INFORMATION PROVIDED →
--- begin ---
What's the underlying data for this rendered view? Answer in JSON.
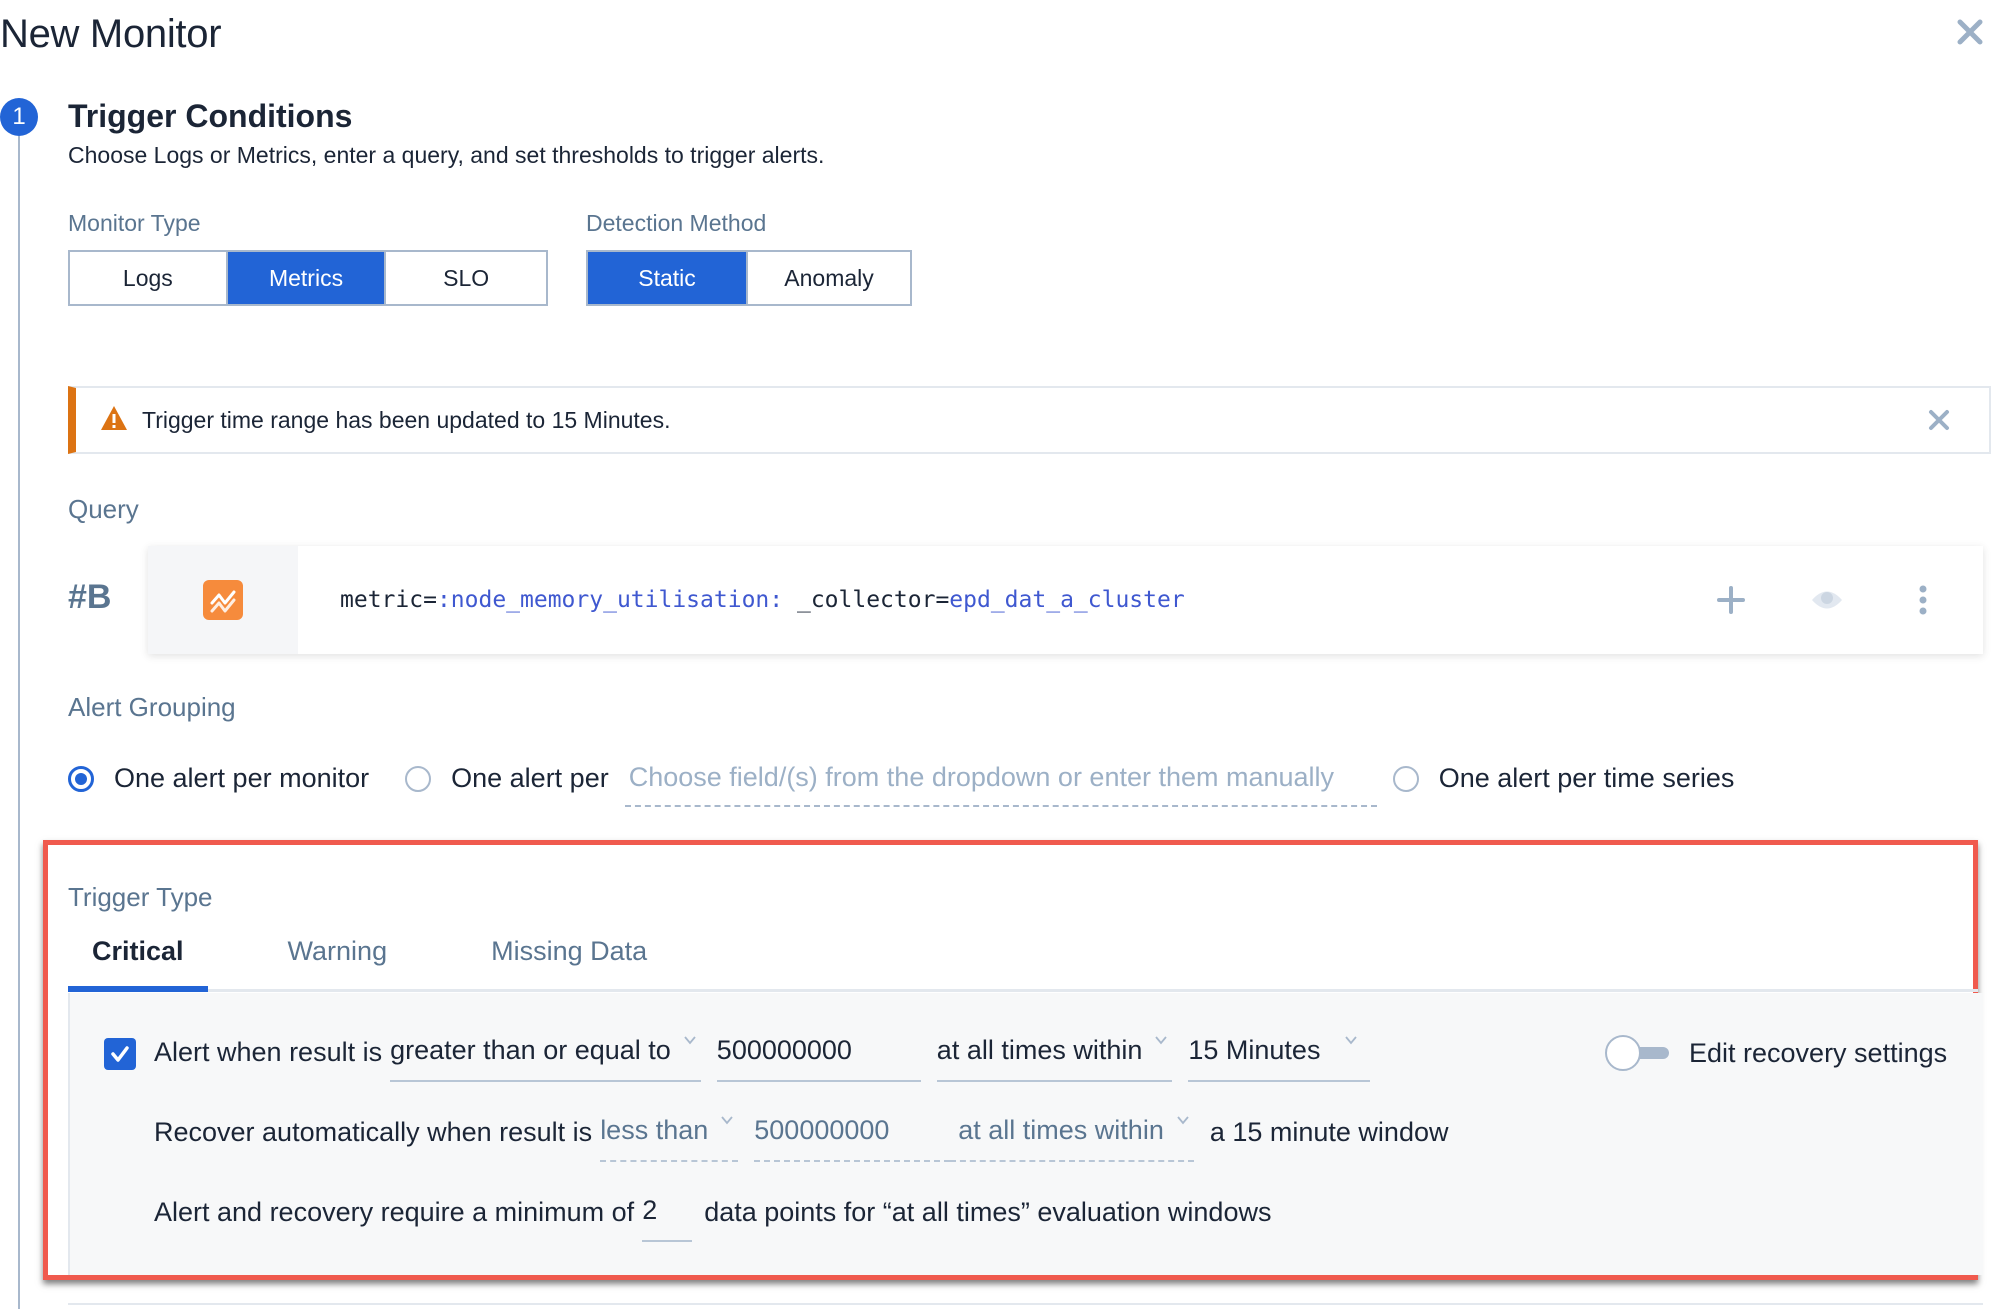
{
  "page": {
    "title": "New Monitor"
  },
  "step": {
    "number": "1",
    "title": "Trigger Conditions",
    "subtitle": "Choose Logs or Metrics, enter a query, and set thresholds to trigger alerts."
  },
  "monitor_type": {
    "label": "Monitor Type",
    "options": [
      "Logs",
      "Metrics",
      "SLO"
    ],
    "selected": "Metrics"
  },
  "detection_method": {
    "label": "Detection Method",
    "options": [
      "Static",
      "Anomaly"
    ],
    "selected": "Static"
  },
  "banner": {
    "type": "warning",
    "text": "Trigger time range has been updated to 15 Minutes."
  },
  "query": {
    "label": "Query",
    "id": "#B",
    "parts": {
      "key1": "metric=",
      "val1": ":node_memory_utilisation:",
      "sep": " _collector=",
      "val2": "epd_dat_a_cluster"
    }
  },
  "alert_grouping": {
    "label": "Alert Grouping",
    "options": {
      "per_monitor": "One alert per monitor",
      "per_field": "One alert per",
      "per_series": "One alert per time series"
    },
    "field_placeholder": "Choose field/(s) from the dropdown or enter them manually",
    "selected": "per_monitor"
  },
  "trigger_type": {
    "label": "Trigger Type",
    "tabs": [
      "Critical",
      "Warning",
      "Missing Data"
    ],
    "active_tab": "Critical"
  },
  "critical": {
    "enabled": true,
    "alert_prefix": "Alert when result is",
    "alert_operator": "greater than or equal to",
    "alert_threshold": "500000000",
    "alert_occurrence": "at all times within",
    "alert_window": "15 Minutes",
    "recover_prefix": "Recover automatically when result is",
    "recover_operator": "less than",
    "recover_threshold": "500000000",
    "recover_occurrence": "at all times within",
    "recover_window_text": "a 15 minute window",
    "min_prefix": "Alert and recovery require a minimum of",
    "min_points": "2",
    "min_suffix": "data points for “at all times” evaluation windows",
    "edit_recovery_label": "Edit recovery settings",
    "edit_recovery_on": false
  },
  "colors": {
    "accent": "#2264d6",
    "warning": "#dc7313",
    "highlight": "#f05a4e",
    "metric_icon": "#f68b3c"
  }
}
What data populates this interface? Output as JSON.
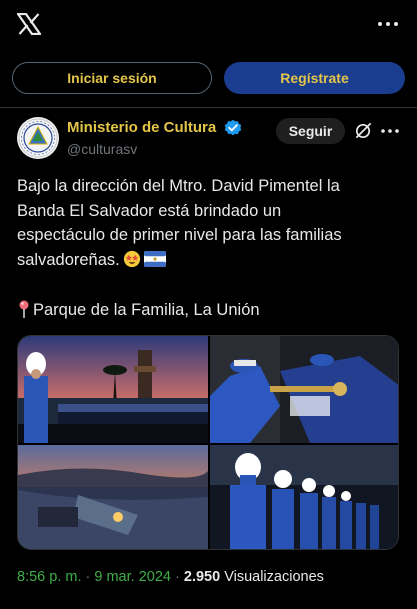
{
  "header": {
    "logo_icon": "x-logo-icon",
    "more_icon": "more-horizontal-icon"
  },
  "auth": {
    "login_label": "Iniciar sesión",
    "signup_label": "Regístrate"
  },
  "post": {
    "author_name": "Ministerio de Cultura",
    "author_handle": "@culturasv",
    "verified_icon": "verified-badge-icon",
    "follow_label": "Seguir",
    "text_line1": "Bajo la dirección del Mtro. David Pimentel la",
    "text_line2": "Banda El Salvador está brindado un",
    "text_line3": "espectáculo de primer nivel para las familias",
    "text_line4": "salvadoreñas.",
    "location": "Parque de la Familia, La Unión",
    "time": "8:56 p. m.",
    "date": "9 mar. 2024",
    "views_count": "2.950",
    "views_label": "Visualizaciones",
    "separator": "·"
  },
  "colors": {
    "accent_gold": "#e3c54a",
    "signup_blue": "#1b3d8f",
    "verified_blue": "#1d9bf0",
    "time_green": "#3fae49"
  }
}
--- end ---
SHORT PROBLEM →
Going from the line with "What data populates" to the last line of the listing, write out each line exactly and nothing else. Leave out all pictures.

SOLUTION →
What data populates this interface? Output as JSON.
{
  "header": {
    "logo_icon": "x-logo-icon",
    "more_icon": "more-horizontal-icon"
  },
  "auth": {
    "login_label": "Iniciar sesión",
    "signup_label": "Regístrate"
  },
  "post": {
    "author_name": "Ministerio de Cultura",
    "author_handle": "@culturasv",
    "verified_icon": "verified-badge-icon",
    "follow_label": "Seguir",
    "text_line1": "Bajo la dirección del Mtro. David Pimentel la",
    "text_line2": "Banda El Salvador está brindado un",
    "text_line3": "espectáculo de primer nivel para las familias",
    "text_line4": "salvadoreñas.",
    "location": "Parque de la Familia, La Unión",
    "time": "8:56 p. m.",
    "date": "9 mar. 2024",
    "views_count": "2.950",
    "views_label": "Visualizaciones",
    "separator": "·"
  },
  "colors": {
    "accent_gold": "#e3c54a",
    "signup_blue": "#1b3d8f",
    "verified_blue": "#1d9bf0",
    "time_green": "#3fae49"
  }
}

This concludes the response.